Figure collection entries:

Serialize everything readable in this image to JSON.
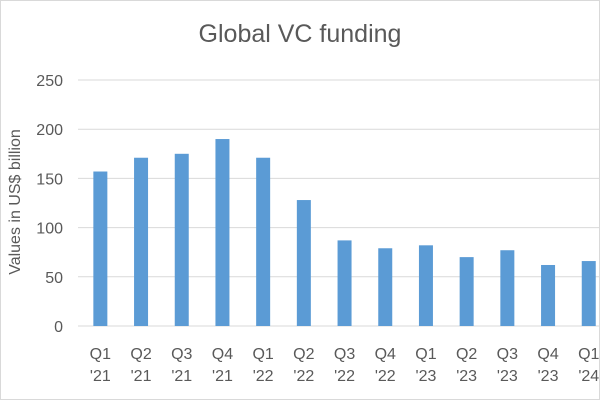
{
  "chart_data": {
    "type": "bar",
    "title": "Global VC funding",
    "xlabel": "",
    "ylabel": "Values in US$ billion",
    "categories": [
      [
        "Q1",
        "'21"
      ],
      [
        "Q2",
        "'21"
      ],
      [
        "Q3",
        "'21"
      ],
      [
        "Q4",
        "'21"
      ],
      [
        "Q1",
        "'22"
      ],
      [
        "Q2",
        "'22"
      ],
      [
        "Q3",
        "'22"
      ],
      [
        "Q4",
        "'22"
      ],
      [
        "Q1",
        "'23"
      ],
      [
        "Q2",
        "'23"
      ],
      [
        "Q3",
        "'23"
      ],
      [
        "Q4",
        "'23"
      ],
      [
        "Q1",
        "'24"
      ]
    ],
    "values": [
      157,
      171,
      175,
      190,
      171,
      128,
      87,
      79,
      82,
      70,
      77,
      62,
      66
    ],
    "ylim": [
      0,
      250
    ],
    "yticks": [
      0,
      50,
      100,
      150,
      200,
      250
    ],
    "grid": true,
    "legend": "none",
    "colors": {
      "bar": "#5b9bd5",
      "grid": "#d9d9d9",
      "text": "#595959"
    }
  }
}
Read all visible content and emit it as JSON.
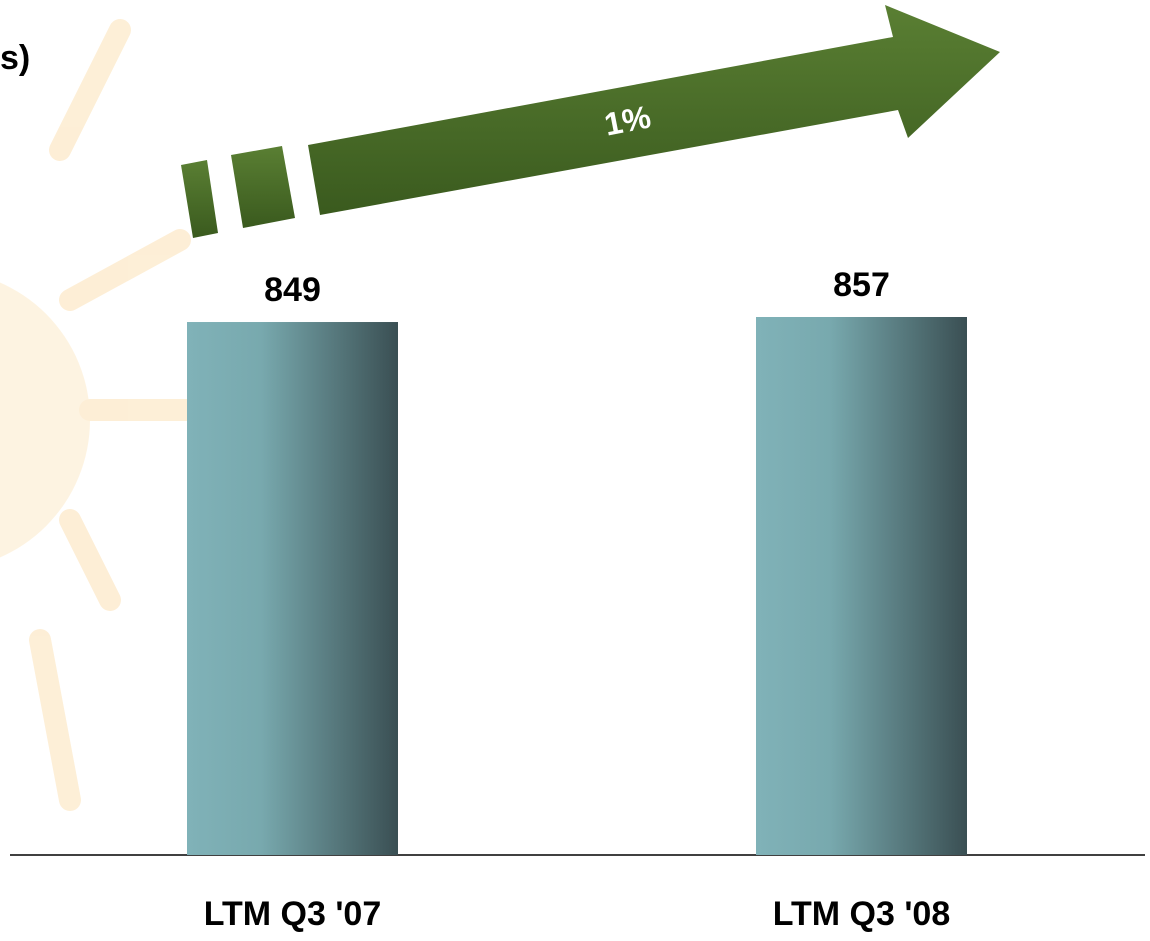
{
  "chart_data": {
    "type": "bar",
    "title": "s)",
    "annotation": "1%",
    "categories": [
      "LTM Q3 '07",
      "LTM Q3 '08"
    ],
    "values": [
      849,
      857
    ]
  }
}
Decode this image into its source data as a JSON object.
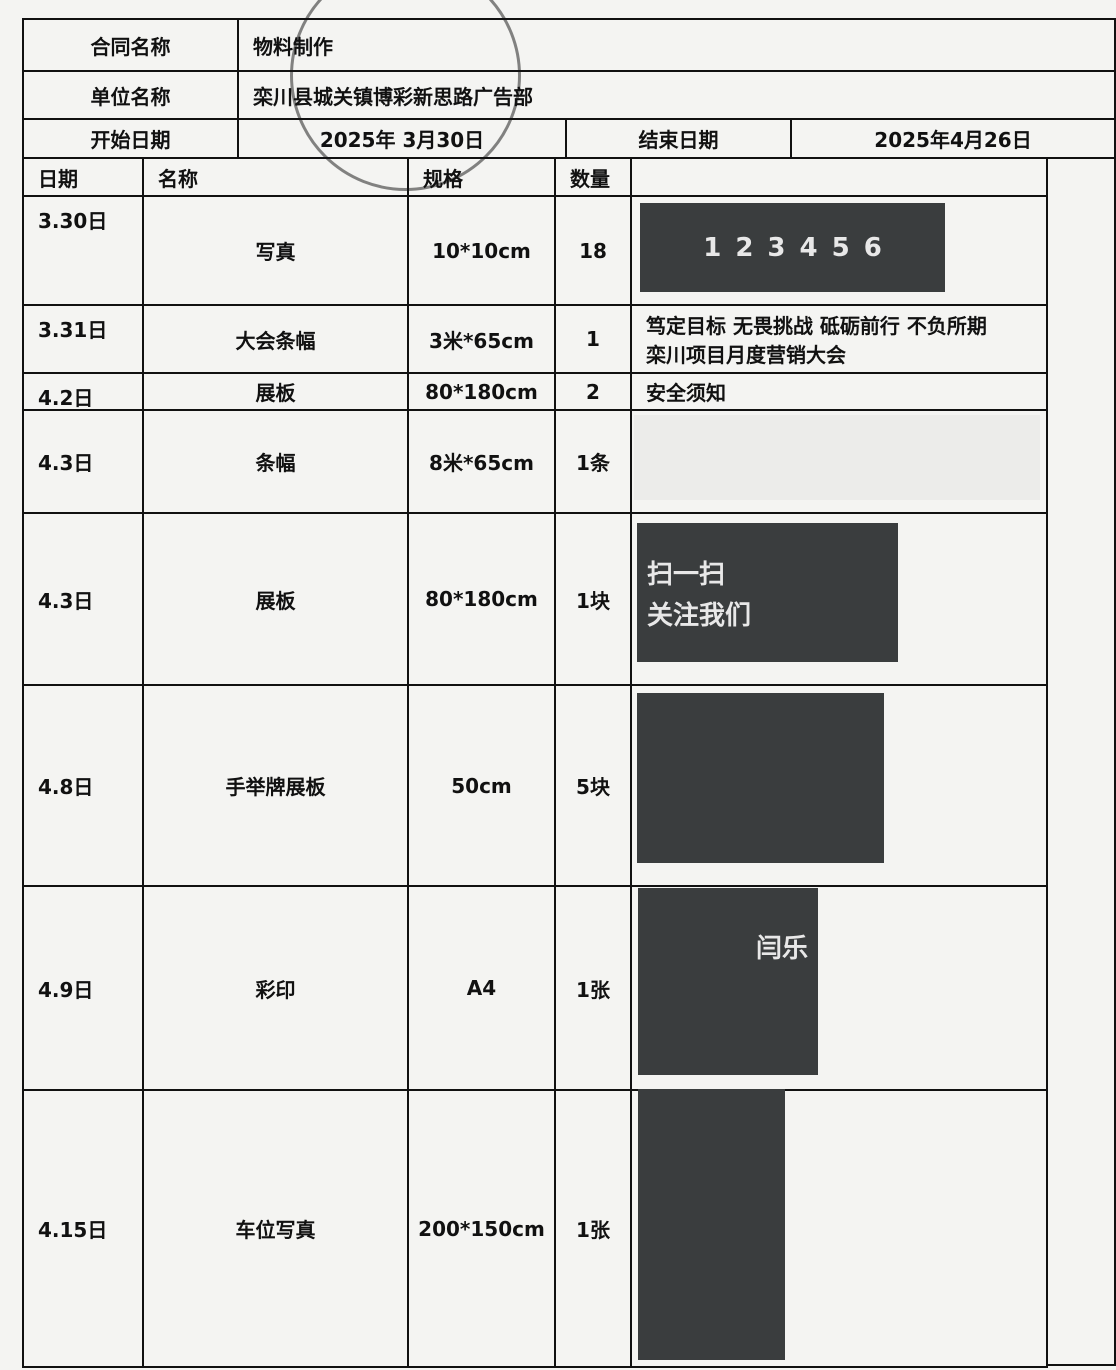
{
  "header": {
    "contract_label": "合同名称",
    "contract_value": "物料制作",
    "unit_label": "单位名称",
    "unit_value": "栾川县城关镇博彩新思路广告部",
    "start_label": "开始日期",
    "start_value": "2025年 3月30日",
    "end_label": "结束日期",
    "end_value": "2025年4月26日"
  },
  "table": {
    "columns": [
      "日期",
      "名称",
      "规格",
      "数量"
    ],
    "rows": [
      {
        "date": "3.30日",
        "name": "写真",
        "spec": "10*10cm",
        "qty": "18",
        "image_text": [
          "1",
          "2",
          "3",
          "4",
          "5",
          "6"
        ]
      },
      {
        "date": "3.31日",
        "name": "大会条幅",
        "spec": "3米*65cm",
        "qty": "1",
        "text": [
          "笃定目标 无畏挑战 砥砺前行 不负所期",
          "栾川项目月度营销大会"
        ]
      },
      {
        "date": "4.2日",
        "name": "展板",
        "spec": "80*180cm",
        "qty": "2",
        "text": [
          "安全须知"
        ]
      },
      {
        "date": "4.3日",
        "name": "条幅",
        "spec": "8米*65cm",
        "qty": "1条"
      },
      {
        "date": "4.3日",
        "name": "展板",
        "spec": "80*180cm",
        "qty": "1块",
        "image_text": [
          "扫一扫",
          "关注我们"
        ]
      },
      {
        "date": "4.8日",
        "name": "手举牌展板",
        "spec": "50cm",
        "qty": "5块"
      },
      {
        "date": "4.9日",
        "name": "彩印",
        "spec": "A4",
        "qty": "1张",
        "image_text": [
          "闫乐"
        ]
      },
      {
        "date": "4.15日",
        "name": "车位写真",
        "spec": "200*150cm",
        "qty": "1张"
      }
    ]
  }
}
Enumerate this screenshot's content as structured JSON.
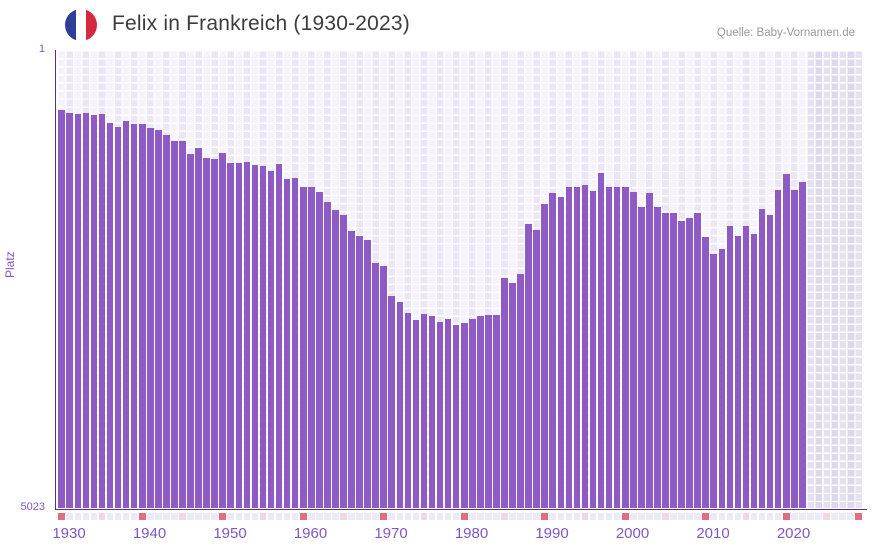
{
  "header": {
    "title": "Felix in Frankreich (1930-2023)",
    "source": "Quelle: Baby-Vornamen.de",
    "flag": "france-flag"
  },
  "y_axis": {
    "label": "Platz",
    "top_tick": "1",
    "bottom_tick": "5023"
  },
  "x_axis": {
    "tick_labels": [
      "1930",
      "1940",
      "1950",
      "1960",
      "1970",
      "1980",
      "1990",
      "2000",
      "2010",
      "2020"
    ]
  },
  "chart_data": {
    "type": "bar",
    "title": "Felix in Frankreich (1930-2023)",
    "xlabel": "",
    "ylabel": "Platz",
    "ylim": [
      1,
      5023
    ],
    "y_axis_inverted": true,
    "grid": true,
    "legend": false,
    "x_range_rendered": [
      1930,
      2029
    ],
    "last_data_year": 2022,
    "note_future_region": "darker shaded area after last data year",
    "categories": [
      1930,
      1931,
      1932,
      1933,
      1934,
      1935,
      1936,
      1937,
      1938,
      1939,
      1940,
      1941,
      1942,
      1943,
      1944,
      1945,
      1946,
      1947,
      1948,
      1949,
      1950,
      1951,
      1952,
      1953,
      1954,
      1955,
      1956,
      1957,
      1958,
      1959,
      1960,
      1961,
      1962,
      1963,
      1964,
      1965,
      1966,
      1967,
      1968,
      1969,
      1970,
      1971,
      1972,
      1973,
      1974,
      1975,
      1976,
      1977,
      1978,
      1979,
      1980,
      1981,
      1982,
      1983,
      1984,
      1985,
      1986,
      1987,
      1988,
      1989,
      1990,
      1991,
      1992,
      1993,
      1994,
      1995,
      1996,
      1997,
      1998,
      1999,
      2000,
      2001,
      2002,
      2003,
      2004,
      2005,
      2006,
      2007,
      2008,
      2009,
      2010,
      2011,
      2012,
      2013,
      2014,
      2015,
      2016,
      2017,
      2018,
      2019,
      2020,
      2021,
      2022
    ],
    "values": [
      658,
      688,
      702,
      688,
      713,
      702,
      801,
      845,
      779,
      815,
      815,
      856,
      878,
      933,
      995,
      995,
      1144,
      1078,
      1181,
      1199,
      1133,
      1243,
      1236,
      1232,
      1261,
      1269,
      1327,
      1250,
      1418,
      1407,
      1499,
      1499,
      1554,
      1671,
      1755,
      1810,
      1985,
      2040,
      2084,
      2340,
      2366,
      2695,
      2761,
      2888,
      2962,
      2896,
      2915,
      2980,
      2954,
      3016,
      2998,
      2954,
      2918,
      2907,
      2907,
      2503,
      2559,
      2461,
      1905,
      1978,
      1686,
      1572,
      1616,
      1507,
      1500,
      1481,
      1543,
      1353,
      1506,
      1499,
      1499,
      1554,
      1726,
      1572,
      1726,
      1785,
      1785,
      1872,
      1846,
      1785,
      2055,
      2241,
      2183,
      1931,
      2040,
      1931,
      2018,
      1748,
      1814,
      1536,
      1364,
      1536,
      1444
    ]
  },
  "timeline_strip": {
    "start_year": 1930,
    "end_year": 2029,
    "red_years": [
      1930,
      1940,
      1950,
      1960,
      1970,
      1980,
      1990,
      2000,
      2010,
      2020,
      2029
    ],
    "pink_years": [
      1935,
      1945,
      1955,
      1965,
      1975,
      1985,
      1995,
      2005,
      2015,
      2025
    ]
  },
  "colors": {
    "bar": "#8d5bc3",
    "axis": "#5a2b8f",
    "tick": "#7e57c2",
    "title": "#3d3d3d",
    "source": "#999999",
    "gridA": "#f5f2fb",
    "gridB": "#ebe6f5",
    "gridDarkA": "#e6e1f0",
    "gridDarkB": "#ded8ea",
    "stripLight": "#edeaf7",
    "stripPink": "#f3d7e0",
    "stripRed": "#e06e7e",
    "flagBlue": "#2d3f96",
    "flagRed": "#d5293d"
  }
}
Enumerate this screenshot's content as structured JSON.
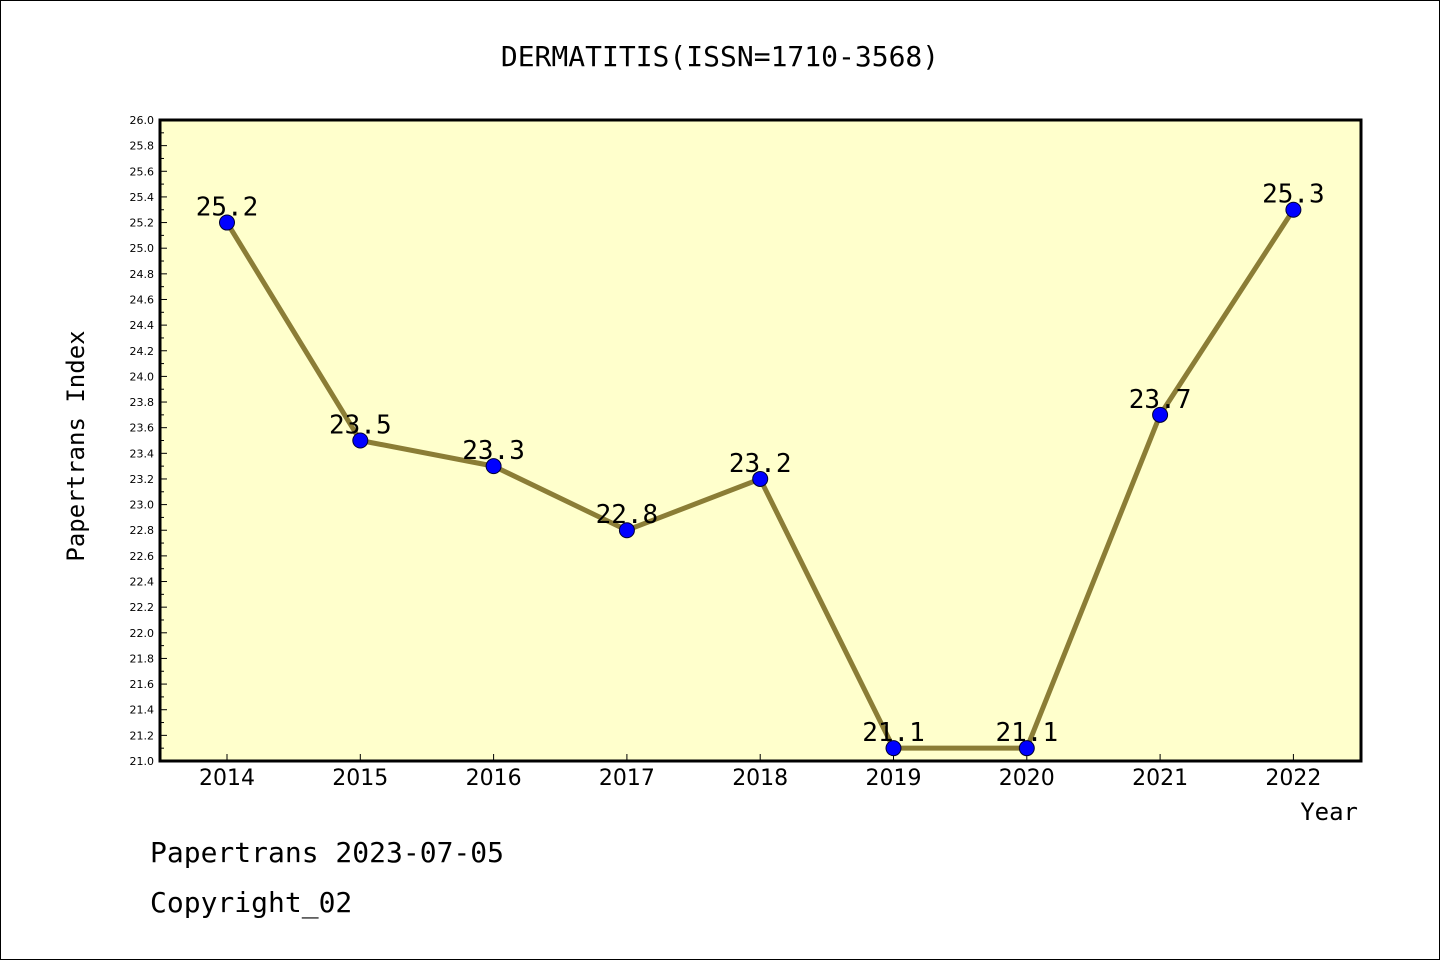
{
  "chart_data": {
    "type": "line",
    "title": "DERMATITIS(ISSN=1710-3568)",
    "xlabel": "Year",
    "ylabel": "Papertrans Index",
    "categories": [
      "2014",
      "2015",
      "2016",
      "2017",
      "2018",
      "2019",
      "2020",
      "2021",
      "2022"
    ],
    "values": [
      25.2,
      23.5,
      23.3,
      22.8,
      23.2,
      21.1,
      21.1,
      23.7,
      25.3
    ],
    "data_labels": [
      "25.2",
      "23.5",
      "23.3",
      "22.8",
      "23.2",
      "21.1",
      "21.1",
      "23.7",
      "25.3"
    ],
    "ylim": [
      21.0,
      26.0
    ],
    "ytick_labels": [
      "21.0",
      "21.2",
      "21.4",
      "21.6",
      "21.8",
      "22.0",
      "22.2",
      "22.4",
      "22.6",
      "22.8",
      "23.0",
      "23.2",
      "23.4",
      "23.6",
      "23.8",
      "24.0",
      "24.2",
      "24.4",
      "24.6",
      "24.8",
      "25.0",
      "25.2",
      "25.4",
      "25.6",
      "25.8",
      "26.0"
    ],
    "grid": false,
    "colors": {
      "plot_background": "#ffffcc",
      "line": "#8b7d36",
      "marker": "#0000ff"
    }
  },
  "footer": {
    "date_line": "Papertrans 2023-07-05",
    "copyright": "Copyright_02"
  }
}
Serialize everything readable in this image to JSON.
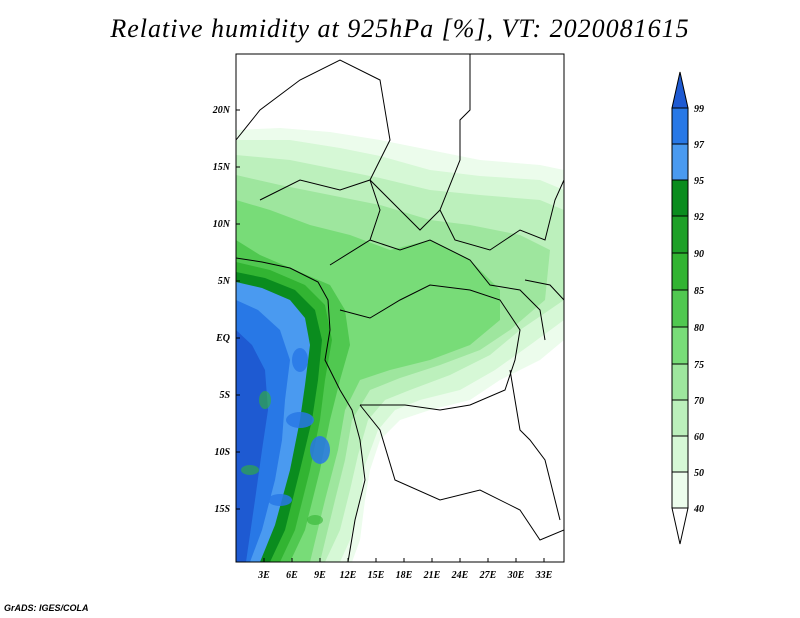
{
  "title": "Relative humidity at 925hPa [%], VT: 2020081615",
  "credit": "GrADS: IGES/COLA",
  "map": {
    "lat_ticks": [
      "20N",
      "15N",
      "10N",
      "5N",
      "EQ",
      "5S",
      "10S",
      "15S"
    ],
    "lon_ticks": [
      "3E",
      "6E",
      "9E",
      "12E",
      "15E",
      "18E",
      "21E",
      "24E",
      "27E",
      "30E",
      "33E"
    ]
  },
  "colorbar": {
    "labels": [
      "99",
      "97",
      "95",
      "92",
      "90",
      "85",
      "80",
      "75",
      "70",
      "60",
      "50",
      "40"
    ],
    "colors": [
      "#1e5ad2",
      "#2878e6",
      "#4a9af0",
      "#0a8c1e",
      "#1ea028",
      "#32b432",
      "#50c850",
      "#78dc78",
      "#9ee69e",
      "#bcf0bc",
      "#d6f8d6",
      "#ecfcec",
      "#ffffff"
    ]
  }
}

Work to complete: Copy out the lines in which the string "ylabel" appears.

Finished answer:
    "ylabel": "Values in US$ billion",
    "ylabel": "Platz",
    "ylabel": "Papertrans Index",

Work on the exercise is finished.